_Prompt_.
In the records below, find each line with the word "реконструкция" and copy it.

_Data section_.
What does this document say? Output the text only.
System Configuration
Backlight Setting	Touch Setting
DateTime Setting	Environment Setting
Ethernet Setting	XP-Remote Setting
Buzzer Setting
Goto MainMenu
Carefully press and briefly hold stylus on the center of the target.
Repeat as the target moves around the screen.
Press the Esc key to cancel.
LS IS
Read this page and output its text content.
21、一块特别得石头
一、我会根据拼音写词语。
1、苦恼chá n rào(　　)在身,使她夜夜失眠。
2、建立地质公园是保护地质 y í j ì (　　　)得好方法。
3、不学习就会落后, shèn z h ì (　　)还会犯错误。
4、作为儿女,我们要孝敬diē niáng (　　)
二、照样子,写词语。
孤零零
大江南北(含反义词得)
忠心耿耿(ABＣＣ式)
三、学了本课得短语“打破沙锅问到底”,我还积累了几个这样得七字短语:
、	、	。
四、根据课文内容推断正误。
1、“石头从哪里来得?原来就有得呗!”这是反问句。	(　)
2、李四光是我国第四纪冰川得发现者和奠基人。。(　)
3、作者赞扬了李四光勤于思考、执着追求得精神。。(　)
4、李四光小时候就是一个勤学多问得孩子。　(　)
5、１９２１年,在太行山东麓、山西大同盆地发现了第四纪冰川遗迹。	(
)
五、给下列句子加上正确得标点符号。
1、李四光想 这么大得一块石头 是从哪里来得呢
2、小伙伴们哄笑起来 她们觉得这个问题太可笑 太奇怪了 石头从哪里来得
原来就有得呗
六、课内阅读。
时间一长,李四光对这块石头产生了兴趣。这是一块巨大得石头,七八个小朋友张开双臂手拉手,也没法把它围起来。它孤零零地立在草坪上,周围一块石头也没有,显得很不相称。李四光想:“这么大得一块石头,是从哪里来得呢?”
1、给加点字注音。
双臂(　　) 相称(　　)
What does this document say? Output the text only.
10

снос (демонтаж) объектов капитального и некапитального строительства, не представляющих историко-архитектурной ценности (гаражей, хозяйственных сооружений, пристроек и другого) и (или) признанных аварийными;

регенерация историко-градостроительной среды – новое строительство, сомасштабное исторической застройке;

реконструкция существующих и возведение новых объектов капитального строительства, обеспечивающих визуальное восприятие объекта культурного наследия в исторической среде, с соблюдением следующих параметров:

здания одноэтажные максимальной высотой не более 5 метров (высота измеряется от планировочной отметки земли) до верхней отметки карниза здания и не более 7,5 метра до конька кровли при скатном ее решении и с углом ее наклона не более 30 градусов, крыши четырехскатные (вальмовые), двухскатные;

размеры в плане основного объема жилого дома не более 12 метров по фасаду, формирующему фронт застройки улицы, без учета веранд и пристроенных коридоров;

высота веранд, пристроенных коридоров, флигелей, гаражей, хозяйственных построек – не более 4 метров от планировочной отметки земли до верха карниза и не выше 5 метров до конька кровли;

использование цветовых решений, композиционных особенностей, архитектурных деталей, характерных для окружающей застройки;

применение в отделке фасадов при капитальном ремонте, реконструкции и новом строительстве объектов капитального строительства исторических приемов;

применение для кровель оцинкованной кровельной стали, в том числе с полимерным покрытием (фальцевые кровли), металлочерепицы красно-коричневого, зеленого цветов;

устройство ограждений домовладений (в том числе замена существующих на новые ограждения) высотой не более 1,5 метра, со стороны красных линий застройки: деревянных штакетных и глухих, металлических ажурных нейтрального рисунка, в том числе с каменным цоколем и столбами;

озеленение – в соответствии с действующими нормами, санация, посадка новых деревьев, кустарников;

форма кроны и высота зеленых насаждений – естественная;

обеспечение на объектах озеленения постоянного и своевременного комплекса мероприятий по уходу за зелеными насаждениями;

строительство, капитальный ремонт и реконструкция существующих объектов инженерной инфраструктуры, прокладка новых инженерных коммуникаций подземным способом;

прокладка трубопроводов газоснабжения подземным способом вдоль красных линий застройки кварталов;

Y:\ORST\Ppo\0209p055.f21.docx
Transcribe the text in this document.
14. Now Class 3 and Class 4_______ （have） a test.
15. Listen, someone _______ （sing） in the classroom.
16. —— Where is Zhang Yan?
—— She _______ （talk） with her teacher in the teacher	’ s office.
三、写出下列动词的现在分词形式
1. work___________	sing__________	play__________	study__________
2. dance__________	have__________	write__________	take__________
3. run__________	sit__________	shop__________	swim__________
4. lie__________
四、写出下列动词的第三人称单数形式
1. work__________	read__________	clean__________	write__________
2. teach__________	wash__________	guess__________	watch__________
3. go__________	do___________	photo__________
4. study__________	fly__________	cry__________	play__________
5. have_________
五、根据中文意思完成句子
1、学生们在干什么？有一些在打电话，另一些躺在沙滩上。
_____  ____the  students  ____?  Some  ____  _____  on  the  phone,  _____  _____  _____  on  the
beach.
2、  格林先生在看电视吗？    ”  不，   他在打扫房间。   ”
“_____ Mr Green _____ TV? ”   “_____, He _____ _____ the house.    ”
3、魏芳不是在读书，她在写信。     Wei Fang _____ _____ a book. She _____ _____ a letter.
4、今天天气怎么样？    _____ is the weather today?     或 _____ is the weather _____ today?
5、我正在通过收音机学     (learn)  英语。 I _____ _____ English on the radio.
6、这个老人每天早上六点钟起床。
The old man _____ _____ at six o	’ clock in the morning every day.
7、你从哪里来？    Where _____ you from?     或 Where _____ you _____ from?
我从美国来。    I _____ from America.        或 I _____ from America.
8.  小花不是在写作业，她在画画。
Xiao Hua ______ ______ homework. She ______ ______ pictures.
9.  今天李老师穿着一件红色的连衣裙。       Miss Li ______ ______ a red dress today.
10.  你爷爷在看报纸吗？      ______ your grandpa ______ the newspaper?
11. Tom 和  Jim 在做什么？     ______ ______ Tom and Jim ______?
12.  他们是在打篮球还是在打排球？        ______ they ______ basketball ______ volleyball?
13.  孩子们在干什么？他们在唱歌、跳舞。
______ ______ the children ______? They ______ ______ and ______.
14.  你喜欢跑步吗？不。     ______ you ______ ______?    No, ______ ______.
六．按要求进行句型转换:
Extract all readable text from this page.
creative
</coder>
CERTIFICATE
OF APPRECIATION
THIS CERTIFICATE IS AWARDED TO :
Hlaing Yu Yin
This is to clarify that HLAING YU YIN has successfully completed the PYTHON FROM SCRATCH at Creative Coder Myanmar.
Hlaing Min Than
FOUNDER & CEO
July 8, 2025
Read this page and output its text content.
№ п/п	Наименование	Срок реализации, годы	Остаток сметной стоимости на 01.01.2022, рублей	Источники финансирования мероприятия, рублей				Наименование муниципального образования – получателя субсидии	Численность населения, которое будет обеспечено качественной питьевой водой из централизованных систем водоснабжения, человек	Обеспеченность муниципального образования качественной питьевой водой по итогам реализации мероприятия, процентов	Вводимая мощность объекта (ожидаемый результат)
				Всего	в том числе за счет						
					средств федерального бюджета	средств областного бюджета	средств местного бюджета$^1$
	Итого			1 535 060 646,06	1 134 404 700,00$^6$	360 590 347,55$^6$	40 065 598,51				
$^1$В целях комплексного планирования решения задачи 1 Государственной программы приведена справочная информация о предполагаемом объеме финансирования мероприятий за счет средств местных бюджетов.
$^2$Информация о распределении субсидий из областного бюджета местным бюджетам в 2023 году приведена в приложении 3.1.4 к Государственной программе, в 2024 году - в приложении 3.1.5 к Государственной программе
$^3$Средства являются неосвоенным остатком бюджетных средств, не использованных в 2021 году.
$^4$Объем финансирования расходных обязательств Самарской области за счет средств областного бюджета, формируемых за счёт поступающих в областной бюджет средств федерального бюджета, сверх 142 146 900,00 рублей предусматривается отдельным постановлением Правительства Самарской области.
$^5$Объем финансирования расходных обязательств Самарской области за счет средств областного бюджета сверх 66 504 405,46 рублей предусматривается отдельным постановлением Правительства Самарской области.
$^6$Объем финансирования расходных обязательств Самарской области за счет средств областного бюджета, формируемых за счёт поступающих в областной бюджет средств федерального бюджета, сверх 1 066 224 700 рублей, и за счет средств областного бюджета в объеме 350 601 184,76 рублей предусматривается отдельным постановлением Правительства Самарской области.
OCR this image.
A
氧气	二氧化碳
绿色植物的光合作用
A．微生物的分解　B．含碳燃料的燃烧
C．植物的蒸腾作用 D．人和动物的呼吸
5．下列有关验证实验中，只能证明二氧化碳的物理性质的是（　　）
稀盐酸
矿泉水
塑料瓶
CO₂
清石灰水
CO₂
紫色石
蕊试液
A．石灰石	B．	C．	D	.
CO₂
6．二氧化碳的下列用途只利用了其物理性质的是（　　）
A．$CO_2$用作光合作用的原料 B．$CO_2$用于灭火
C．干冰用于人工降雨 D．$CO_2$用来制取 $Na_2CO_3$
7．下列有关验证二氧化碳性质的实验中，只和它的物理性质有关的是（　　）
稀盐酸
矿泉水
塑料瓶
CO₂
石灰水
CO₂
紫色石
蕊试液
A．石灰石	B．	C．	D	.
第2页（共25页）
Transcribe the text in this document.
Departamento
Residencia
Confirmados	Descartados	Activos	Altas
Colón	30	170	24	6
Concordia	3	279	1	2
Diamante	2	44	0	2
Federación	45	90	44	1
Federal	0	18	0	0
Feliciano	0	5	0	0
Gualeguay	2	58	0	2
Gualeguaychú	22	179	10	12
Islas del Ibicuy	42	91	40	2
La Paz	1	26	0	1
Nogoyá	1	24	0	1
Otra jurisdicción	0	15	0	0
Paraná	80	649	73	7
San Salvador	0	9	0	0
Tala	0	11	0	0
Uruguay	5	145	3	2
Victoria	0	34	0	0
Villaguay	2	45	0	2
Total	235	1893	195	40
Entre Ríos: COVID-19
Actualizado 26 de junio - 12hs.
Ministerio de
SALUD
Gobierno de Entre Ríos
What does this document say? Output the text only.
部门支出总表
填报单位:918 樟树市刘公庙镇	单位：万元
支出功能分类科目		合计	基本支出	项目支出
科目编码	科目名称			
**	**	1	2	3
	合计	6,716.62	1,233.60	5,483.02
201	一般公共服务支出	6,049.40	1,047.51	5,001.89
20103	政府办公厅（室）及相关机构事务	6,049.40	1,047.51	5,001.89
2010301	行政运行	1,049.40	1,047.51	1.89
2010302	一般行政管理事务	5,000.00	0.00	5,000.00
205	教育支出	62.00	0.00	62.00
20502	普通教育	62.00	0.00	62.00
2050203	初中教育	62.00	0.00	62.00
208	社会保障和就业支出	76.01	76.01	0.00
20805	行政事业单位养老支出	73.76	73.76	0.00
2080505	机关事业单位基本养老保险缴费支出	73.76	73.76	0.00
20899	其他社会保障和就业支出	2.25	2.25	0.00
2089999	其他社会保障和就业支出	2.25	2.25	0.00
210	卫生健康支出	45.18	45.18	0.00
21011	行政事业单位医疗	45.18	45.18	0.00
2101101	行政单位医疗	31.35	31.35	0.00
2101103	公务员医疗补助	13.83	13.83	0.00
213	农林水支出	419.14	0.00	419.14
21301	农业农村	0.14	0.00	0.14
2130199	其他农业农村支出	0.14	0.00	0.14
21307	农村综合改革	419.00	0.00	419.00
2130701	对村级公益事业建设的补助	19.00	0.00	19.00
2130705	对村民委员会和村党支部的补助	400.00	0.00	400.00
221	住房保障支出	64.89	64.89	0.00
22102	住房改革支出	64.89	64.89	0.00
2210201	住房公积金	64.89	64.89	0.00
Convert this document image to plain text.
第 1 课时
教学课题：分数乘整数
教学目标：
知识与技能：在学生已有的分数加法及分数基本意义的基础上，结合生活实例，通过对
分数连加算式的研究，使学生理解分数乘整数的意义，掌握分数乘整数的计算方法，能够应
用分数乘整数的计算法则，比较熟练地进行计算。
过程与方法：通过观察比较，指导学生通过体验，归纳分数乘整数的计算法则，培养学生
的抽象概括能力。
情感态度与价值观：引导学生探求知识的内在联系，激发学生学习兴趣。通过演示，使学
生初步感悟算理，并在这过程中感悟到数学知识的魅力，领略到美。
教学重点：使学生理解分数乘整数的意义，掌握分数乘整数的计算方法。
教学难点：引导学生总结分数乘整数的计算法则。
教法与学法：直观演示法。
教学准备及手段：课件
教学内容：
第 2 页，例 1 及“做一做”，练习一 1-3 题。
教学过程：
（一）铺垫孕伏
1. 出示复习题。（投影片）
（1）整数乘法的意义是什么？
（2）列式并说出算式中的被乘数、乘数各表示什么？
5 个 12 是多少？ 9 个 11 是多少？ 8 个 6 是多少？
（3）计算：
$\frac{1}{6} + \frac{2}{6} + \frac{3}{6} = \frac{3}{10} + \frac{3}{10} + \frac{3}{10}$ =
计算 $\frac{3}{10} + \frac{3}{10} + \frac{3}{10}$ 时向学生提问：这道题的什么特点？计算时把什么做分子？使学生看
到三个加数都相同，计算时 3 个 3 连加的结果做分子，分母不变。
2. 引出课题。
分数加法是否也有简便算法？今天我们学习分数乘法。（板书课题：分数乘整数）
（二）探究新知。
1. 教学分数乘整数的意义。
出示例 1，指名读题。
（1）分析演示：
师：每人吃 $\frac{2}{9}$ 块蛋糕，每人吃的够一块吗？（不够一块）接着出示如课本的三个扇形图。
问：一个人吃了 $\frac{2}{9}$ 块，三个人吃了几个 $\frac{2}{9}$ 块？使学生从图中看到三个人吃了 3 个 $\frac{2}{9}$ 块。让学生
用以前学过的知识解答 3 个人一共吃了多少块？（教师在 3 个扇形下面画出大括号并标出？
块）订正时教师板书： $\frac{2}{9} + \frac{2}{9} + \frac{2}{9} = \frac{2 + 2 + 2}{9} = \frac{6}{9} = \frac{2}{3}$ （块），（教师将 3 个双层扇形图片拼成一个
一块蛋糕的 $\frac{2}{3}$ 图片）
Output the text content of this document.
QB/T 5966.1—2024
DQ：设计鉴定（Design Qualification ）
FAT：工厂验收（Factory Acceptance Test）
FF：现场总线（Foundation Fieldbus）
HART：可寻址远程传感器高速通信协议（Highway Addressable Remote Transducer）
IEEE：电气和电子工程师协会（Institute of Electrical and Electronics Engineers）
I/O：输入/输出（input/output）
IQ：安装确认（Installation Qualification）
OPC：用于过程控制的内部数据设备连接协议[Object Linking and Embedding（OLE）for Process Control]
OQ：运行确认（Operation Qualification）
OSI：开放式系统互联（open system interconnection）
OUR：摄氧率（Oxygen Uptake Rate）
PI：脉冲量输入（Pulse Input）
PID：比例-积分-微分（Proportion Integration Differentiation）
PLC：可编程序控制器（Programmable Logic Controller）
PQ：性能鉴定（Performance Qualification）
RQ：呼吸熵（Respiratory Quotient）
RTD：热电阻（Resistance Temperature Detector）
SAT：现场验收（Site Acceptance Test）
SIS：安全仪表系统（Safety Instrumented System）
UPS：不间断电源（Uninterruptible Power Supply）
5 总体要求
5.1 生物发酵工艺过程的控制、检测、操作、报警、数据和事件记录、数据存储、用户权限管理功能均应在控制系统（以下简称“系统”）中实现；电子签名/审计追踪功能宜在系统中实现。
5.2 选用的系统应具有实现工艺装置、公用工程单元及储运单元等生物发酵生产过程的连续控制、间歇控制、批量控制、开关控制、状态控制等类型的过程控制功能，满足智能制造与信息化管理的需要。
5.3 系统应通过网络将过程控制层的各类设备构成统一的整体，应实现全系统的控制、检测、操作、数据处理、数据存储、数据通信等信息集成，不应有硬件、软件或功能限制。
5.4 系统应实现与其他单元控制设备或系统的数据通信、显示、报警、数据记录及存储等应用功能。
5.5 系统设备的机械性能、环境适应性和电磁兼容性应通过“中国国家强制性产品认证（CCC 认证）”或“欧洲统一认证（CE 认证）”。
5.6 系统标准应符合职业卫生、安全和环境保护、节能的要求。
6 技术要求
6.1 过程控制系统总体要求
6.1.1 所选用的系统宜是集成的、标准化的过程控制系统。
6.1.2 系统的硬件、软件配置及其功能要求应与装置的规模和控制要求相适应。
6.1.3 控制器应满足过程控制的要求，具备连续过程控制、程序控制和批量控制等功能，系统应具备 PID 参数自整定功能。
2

_Reply to the task_.
реконструкция существующих и возведение новых объектов капитального строительства, обеспечивающих визуальное восприятие объекта культурного наследия в исторической среде, с соблюдением следующих параметров:
строительство, капитальный ремонт и реконструкция существующих объектов инженерной инфраструктуры, прокладка новых инженерных коммуникаций подземным способом;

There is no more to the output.